** Task description **
From the entries below, gather each line containing the word "طالب".

○ ○ ○ ○

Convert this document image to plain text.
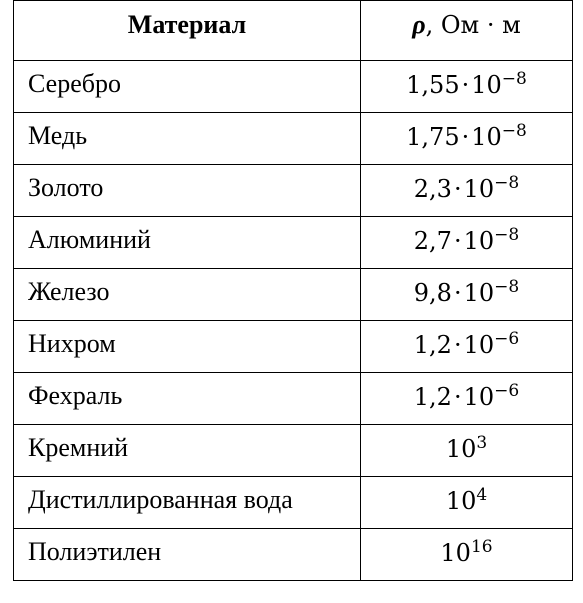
Материал	ρ, Ом · м
Серебро	$1,55\cdot 10^{-8}$
Медь	$1,75\cdot 10^{-8}$
Золото	$2,3\cdot 10^{-8}$
Алюминий	$2,7\cdot 10^{-8}$
Железо	$9,8\cdot 10^{-8}$
Нихром	$1,2\cdot 10^{-6}$
Фехраль	$1,2\cdot 10^{-6}$
Кремний	$10^3$
Дистиллированная вода	$10^4$
Полиэтилен	$10^{16}$
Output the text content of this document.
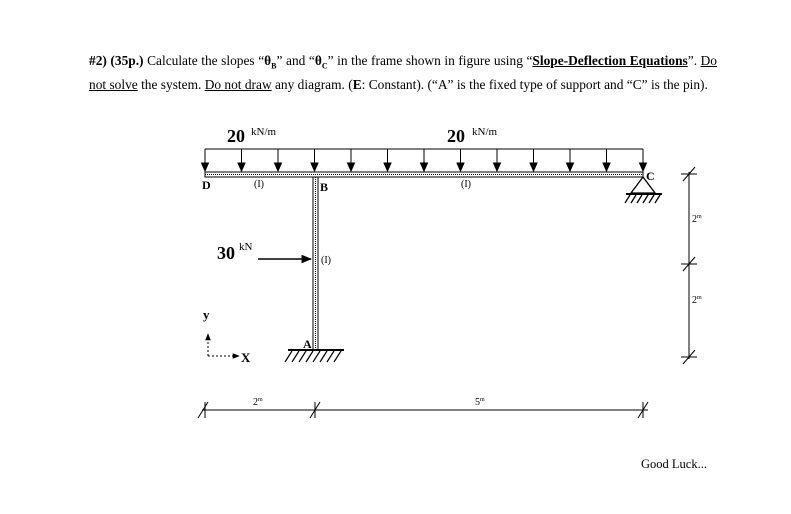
#2) (35p.) Calculate the slopes “$\theta_B$” and “$\theta_C$” in the frame shown in figure using “Slope-Deflection Equations”. Do not solve the system. Do not draw any diagram. (E: Constant). (“A” is the fixed type of support and “C” is the pin).
20 kN/m	20 kN/m
D	B
C
A
(I)	(I)
(I)
30 kN
y
X
2$^m$	5$^m$
2$^m$
2$^m$
Good Luck...
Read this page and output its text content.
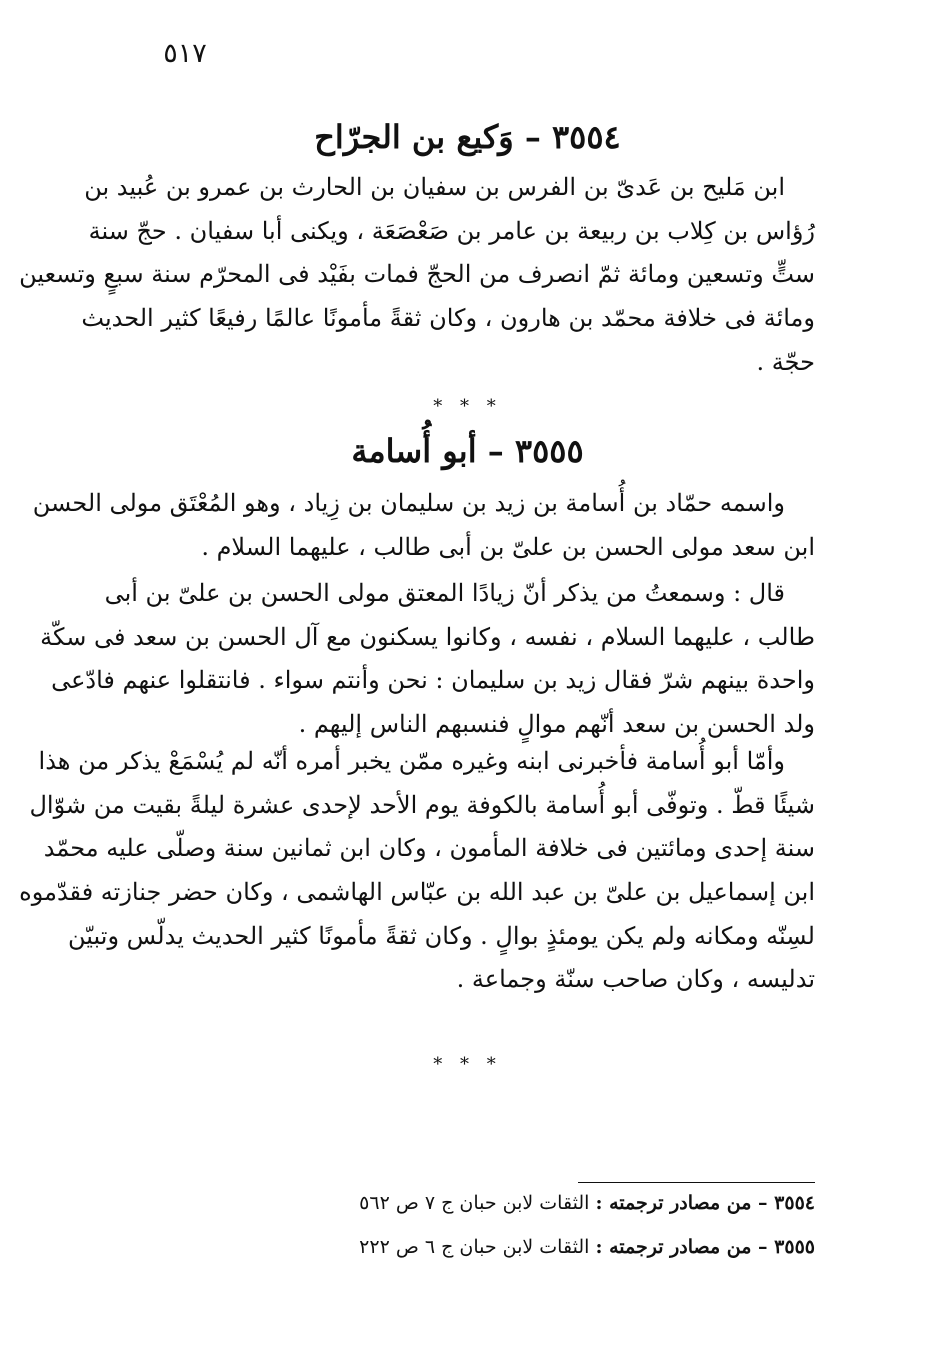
٥١٧
٣٥٥٤ – وَكيع بن الجرّاح
ابن مَليح بن عَدىّ بن الفرس بن سفيان بن الحارث بن عمرو بن عُبيد بن
رُؤاس بن كِلاب بن ربيعة بن عامر بن صَعْصَعَة ، ويكنى أبا سفيان . حجّ سنة
ستٍّ وتسعين ومائة ثمّ انصرف من الحجّ فمات بفَيْد فى المحرّم سنة سبعٍ وتسعين
ومائة فى خلافة محمّد بن هارون ، وكان ثقةً مأمونًا عالمًا رفيعًا كثير الحديث
حجّة .
* * *
٣٥٥٥ – أبو أُسامة
واسمه حمّاد بن أُسامة بن زيد بن سليمان بن زِياد ، وهو المُعْتَق مولى الحسن
ابن سعد مولى الحسن بن علىّ بن أبى طالب ، عليهما السلام .
قال : وسمعتُ من يذكر أنّ زيادًا المعتق مولى الحسن بن علىّ بن أبى
طالب ، عليهما السلام ، نفسه ، وكانوا يسكنون مع آل الحسن بن سعد فى سكّة
واحدة بينهم شرّ فقال زيد بن سليمان : نحن وأنتم سواء . فانتقلوا عنهم فادّعى
ولد الحسن بن سعد أنّهم موالٍ فنسبهم الناس إليهم .
وأمّا أبو أُسامة فأخبرنى ابنه وغيره ممّن يخبر أمره أنّه لم يُسْمَعْ يذكر من هذا
شيئًا قطّ . وتوفّى أبو أُسامة بالكوفة يوم الأحد لإحدى عشرة ليلةً بقيت من شوّال
سنة إحدى ومائتين فى خلافة المأمون ، وكان ابن ثمانين سنة وصلّى عليه محمّد
ابن إسماعيل بن علىّ بن عبد الله بن عبّاس الهاشمى ، وكان حضر جنازته فقدّموه
لسِنّه ومكانه ولم يكن يومئذٍ بوالٍ . وكان ثقةً مأمونًا كثير الحديث يدلّس وتبيّن
تدليسه ، وكان صاحب سنّة وجماعة .
* * *
٣٥٥٤ – من مصادر ترجمته : الثقات لابن حبان ج ٧ ص ٥٦٢
٣٥٥٥ – من مصادر ترجمته : الثقات لابن حبان ج ٦ ص ٢٢٢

○ ○ ○ ○

** Solution for this problem **
ابن سعد مولى الحسن بن علىّ بن أبى طالب ، عليهما السلام .
طالب ، عليهما السلام ، نفسه ، وكانوا يسكنون مع آل الحسن بن سعد فى سكّة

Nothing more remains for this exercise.